All records are to be retyped faithfully and completely.

• SUPPLIED DATA:

■ ■ ■ ■ ■

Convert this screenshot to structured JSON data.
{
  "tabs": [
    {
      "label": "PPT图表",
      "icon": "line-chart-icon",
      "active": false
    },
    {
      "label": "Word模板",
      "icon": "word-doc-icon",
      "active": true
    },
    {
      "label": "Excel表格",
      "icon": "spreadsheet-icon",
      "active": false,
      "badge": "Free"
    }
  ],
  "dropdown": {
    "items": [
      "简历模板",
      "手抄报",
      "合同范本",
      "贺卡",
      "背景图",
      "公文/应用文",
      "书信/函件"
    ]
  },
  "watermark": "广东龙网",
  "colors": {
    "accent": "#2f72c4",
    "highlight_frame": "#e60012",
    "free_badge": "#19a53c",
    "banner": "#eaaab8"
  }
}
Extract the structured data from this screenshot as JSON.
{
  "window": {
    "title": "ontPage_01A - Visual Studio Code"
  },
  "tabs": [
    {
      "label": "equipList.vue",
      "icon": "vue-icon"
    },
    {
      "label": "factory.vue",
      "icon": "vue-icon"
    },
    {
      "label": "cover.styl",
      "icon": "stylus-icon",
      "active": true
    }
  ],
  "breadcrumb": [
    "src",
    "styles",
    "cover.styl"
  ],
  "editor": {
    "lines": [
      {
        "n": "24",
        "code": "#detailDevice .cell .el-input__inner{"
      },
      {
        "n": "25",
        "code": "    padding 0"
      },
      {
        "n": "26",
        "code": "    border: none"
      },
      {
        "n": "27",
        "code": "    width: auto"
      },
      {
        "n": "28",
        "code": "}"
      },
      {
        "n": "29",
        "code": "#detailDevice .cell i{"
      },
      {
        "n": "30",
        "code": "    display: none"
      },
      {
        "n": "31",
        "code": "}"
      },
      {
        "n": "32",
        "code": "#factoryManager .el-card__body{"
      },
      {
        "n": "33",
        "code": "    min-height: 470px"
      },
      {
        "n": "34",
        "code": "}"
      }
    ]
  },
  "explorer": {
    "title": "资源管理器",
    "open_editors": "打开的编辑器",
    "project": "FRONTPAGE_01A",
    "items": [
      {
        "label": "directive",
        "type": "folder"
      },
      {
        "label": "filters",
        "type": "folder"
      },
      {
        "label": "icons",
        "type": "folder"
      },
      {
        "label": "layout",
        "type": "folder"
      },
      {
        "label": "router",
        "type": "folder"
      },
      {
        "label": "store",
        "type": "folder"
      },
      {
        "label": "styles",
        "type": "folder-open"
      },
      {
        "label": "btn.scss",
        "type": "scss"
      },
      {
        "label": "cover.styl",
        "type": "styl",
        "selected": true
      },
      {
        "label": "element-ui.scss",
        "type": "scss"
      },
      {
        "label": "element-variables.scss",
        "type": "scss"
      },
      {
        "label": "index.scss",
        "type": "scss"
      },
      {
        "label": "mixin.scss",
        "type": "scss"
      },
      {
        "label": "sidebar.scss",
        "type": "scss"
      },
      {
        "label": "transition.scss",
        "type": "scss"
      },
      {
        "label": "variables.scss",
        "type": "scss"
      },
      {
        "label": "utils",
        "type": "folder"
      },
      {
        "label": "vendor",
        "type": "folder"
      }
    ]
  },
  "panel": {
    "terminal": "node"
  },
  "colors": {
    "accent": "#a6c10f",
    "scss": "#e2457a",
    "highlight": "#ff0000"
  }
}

■ ■ ■ ■ ■

• ANSWER:
Convert this screenshot to structured JSON data.
{
  "tabs": [
    {
      "label": "PPT图表",
      "icon": "line-chart-icon",
      "active": false
    },
    {
      "label": "Word模板",
      "icon": "word-doc-icon",
      "active": true
    },
    {
      "label": "Excel表格",
      "icon": "spreadsheet-icon",
      "active": false,
      "badge": "Free"
    }
  ],
  "dropdown": {
    "items": [
      "简历模板",
      "手抄报",
      "合同范本",
      "贺卡",
      "背景图",
      "公文/应用文",
      "书信/函件"
    ]
  },
  "watermark": "广东龙网",
  "colors": {
    "accent": "#2f72c4",
    "highlight_frame": "#e60012",
    "free_badge": "#19a53c",
    "banner": "#eaaab8"
  }
}
Extract the structured data from this screenshot as JSON.
{
  "window": {
    "title": "ontPage_01A - Visual Studio Code"
  },
  "tabs": [
    {
      "label": "equipList.vue",
      "icon": "vue-icon"
    },
    {
      "label": "factory.vue",
      "icon": "vue-icon"
    },
    {
      "label": "cover.styl",
      "icon": "stylus-icon",
      "active": true
    }
  ],
  "breadcrumb": [
    "src",
    "styles",
    "cover.styl"
  ],
  "editor": {
    "lines": [
      {
        "n": "24",
        "code": "#detailDevice .cell .el-input__inner{"
      },
      {
        "n": "25",
        "code": "    padding 0"
      },
      {
        "n": "26",
        "code": "    border: none"
      },
      {
        "n": "27",
        "code": "    width: auto"
      },
      {
        "n": "28",
        "code": "}"
      },
      {
        "n": "29",
        "code": "#detailDevice .cell i{"
      },
      {
        "n": "30",
        "code": "    display: none"
      },
      {
        "n": "31",
        "code": "}"
      },
      {
        "n": "32",
        "code": "#factoryManager .el-card__body{"
      },
      {
        "n": "33",
        "code": "    min-height: 470px"
      },
      {
        "n": "34",
        "code": "}"
      }
    ]
  },
  "explorer": {
    "title": "资源管理器",
    "open_editors": "打开的编辑器",
    "project": "FRONTPAGE_01A",
    "items": [
      {
        "label": "directive",
        "type": "folder"
      },
      {
        "label": "filters",
        "type": "folder"
      },
      {
        "label": "icons",
        "type": "folder"
      },
      {
        "label": "layout",
        "type": "folder"
      },
      {
        "label": "router",
        "type": "folder"
      },
      {
        "label": "store",
        "type": "folder"
      },
      {
        "label": "styles",
        "type": "folder-open"
      },
      {
        "label": "btn.scss",
        "type": "scss"
      },
      {
        "label": "cover.styl",
        "type": "styl",
        "selected": true
      },
      {
        "label": "element-ui.scss",
        "type": "scss"
      },
      {
        "label": "element-variables.scss",
        "type": "scss"
      },
      {
        "label": "index.scss",
        "type": "scss"
      },
      {
        "label": "mixin.scss",
        "type": "scss"
      },
      {
        "label": "sidebar.scss",
        "type": "scss"
      },
      {
        "label": "transition.scss",
        "type": "scss"
      },
      {
        "label": "variables.scss",
        "type": "scss"
      },
      {
        "label": "utils",
        "type": "folder"
      },
      {
        "label": "vendor",
        "type": "folder"
      }
    ]
  },
  "panel": {
    "terminal": "node"
  },
  "colors": {
    "accent": "#a6c10f",
    "scss": "#e2457a",
    "highlight": "#ff0000"
  }
}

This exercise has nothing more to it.